* Exercise brief
Return every line of the data below that includes the string "Indonesia".

## Begin Data for the task

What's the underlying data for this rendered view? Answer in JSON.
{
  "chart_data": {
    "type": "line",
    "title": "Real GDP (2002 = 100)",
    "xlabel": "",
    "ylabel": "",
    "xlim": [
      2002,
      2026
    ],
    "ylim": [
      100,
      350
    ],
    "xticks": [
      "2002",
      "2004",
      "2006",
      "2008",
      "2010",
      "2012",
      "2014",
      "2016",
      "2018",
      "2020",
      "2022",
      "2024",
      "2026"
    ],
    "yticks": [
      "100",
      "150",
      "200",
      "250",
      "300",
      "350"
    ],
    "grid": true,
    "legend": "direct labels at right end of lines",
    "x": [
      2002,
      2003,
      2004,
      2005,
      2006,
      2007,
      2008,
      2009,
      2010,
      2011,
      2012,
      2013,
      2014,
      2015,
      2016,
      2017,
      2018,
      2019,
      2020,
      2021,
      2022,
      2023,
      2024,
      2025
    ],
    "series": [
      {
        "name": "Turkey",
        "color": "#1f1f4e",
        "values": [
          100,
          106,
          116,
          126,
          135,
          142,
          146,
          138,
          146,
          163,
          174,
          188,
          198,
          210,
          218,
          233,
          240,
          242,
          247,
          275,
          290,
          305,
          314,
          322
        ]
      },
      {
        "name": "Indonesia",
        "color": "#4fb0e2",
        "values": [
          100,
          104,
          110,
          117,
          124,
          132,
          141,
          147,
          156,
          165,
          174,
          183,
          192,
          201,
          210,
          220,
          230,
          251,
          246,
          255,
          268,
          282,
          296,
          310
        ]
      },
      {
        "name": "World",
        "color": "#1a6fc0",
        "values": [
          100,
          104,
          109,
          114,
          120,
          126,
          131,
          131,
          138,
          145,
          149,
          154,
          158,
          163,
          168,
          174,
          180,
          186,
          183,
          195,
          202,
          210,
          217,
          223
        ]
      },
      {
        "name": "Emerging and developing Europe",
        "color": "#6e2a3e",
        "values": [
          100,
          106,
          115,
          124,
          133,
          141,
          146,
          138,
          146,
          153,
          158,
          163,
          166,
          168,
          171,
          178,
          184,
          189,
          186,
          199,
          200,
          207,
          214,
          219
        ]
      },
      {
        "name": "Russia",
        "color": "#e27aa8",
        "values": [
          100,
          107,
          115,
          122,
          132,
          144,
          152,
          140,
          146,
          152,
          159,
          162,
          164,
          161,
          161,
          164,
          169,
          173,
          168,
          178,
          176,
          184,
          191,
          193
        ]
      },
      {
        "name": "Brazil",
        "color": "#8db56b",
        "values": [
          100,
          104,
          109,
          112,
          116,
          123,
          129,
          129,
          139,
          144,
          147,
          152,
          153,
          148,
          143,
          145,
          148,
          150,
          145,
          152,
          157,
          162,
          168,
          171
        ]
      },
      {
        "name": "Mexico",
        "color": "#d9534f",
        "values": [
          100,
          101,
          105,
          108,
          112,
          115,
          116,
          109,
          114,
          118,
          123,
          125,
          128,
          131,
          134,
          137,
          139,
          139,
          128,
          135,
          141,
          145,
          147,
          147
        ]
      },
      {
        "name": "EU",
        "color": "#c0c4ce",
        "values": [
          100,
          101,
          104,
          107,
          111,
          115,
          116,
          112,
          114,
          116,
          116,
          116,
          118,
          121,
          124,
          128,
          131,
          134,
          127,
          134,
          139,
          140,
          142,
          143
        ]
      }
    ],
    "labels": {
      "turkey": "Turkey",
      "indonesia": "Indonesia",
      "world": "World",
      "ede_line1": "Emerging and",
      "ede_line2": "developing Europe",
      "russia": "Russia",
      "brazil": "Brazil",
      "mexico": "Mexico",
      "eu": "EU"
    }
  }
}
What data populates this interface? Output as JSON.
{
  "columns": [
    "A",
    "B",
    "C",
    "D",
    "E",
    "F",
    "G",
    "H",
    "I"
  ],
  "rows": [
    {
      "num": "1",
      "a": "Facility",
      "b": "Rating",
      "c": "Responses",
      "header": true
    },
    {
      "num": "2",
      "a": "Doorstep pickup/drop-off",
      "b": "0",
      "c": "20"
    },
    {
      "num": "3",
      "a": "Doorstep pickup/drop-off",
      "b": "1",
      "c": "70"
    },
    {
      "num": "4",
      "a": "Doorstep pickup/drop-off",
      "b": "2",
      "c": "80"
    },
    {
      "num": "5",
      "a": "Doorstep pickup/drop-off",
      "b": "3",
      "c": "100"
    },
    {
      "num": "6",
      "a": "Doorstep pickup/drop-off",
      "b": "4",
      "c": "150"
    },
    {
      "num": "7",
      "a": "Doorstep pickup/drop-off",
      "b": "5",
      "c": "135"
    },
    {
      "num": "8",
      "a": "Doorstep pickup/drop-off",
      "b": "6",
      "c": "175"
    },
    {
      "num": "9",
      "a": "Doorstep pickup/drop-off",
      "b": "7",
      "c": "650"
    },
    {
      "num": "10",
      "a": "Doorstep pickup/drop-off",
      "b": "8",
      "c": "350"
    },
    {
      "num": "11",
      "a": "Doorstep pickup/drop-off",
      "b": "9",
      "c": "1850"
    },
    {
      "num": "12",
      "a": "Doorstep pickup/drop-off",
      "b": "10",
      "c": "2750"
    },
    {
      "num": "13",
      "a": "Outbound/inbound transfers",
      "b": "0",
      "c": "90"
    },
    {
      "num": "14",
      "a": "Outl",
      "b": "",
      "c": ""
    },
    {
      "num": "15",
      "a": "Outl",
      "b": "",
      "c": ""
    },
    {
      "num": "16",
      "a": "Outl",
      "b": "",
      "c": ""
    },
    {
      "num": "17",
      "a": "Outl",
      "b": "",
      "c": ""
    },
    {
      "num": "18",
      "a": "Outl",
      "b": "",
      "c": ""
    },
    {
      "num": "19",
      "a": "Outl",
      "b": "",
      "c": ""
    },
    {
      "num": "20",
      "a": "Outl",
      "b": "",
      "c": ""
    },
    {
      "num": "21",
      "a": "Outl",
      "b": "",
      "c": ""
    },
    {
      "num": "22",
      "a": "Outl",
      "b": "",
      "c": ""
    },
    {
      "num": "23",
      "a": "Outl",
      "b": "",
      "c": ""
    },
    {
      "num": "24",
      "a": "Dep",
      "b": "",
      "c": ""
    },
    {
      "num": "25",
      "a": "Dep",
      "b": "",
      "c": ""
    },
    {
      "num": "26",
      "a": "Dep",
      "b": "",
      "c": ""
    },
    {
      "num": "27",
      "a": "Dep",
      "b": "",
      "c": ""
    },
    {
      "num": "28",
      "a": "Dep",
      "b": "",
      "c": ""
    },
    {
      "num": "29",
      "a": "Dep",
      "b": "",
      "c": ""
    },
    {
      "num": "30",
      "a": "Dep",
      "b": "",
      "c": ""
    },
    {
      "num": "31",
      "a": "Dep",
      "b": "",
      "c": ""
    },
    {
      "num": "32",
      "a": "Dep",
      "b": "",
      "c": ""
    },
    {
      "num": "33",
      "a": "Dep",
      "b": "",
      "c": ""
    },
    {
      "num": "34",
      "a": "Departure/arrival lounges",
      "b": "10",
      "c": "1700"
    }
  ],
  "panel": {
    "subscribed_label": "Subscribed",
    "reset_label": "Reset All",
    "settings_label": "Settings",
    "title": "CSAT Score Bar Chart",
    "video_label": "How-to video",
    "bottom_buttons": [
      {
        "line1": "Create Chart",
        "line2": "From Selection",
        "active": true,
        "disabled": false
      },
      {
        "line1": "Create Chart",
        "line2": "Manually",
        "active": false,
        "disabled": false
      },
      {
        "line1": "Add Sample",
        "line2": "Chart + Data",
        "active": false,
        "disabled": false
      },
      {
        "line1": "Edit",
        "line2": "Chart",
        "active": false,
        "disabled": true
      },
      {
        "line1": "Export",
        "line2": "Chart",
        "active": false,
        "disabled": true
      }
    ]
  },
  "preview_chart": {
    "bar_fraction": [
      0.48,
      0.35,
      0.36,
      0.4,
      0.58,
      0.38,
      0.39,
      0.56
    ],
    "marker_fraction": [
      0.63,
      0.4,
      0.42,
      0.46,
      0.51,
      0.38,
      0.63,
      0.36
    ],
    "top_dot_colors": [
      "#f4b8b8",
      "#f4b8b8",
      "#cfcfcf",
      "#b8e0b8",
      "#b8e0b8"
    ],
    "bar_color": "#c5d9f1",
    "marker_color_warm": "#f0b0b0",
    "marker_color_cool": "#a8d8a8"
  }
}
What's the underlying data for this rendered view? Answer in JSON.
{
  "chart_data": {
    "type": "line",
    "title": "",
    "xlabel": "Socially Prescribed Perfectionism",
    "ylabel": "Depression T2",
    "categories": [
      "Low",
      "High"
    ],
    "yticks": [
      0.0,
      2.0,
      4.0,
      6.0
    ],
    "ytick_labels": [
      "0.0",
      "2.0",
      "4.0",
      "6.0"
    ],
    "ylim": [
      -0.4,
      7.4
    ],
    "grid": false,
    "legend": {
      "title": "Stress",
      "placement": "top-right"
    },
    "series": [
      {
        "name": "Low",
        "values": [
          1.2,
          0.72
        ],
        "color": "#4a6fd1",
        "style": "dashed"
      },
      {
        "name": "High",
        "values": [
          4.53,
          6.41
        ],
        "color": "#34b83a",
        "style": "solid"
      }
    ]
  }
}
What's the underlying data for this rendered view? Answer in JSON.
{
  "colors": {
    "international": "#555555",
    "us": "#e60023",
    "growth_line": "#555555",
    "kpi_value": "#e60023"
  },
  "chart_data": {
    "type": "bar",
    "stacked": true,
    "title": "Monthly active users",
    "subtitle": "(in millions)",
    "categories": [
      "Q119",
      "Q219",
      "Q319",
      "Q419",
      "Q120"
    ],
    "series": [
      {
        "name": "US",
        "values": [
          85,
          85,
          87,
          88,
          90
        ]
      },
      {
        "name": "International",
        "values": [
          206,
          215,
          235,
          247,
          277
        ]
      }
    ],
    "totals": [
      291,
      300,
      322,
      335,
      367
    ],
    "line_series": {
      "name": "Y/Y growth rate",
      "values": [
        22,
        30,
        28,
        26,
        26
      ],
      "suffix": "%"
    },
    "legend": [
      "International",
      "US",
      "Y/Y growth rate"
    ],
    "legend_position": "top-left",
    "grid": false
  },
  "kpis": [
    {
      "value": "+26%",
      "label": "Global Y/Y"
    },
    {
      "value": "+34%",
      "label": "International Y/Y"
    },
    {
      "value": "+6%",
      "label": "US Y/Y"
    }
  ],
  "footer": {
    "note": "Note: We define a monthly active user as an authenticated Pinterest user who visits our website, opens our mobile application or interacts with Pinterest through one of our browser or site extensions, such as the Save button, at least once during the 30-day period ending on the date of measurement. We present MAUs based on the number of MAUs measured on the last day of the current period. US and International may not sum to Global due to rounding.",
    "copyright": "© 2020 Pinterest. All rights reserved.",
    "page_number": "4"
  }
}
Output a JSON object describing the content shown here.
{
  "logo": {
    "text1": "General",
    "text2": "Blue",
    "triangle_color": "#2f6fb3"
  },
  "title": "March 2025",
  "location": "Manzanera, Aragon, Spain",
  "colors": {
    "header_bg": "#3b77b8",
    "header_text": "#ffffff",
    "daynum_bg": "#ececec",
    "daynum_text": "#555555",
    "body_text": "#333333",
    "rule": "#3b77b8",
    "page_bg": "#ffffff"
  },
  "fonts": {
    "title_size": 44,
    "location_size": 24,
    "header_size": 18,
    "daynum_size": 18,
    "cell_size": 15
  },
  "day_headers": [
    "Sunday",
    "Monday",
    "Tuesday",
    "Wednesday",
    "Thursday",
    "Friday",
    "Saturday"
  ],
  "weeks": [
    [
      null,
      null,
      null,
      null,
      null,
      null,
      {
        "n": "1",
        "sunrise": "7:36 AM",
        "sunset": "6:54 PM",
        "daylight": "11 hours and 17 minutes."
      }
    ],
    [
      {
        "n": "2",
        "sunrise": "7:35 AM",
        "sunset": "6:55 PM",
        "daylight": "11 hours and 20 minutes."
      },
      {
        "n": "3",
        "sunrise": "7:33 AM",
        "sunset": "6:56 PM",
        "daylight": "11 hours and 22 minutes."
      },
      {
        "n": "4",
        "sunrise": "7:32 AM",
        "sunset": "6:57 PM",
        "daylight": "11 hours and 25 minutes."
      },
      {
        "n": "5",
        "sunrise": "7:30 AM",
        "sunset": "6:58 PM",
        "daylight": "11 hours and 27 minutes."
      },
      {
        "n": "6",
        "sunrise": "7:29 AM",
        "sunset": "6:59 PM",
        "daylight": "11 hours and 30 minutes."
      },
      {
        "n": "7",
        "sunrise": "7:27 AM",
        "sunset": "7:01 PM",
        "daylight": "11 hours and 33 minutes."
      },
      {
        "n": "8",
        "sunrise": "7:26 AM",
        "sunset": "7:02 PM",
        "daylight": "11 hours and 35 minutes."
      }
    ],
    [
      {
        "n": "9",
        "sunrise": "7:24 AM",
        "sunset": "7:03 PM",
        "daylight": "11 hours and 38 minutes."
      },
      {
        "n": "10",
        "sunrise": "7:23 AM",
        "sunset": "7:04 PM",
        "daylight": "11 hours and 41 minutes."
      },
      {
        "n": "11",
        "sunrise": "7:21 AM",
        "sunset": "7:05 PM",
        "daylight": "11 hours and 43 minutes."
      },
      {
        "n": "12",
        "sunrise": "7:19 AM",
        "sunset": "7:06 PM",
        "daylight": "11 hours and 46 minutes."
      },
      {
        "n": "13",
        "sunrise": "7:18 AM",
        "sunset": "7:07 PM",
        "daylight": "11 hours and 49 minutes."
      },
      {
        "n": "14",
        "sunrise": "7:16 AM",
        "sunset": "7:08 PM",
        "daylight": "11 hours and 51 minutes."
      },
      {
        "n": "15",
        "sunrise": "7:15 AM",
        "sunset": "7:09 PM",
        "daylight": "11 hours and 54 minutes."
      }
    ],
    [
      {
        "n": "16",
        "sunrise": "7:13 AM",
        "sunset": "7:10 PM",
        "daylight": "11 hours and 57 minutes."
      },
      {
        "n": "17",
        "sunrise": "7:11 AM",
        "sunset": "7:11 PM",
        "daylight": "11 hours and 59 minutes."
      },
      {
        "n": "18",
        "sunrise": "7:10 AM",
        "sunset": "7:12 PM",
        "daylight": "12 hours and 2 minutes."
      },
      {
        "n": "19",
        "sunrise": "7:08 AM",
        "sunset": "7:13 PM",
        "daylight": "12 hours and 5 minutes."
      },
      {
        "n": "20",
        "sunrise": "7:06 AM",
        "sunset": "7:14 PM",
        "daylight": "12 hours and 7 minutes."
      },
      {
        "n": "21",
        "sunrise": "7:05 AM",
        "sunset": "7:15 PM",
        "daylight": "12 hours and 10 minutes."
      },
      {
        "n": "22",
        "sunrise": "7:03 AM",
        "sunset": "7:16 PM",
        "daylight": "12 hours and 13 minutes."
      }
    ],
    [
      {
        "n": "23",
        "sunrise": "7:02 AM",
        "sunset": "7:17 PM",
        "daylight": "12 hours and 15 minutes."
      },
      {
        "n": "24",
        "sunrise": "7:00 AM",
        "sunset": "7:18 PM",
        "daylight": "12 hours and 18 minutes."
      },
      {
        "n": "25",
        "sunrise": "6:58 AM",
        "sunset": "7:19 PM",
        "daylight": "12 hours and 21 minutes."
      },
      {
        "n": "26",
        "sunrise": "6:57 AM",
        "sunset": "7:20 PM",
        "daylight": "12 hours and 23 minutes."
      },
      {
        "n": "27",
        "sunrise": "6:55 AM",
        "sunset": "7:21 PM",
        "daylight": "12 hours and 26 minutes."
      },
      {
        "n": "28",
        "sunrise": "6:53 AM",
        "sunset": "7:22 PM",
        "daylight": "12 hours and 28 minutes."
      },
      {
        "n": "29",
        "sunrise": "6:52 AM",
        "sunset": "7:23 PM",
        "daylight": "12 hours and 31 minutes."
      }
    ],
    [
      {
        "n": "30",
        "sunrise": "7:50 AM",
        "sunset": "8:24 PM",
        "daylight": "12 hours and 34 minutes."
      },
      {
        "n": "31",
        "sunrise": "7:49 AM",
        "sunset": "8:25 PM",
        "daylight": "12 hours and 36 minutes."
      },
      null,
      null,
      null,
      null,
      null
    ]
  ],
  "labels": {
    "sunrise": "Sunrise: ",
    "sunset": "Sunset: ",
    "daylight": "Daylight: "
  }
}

## End Data for the task

* Result
        "name": "Indonesia",
      "indonesia": "Indonesia",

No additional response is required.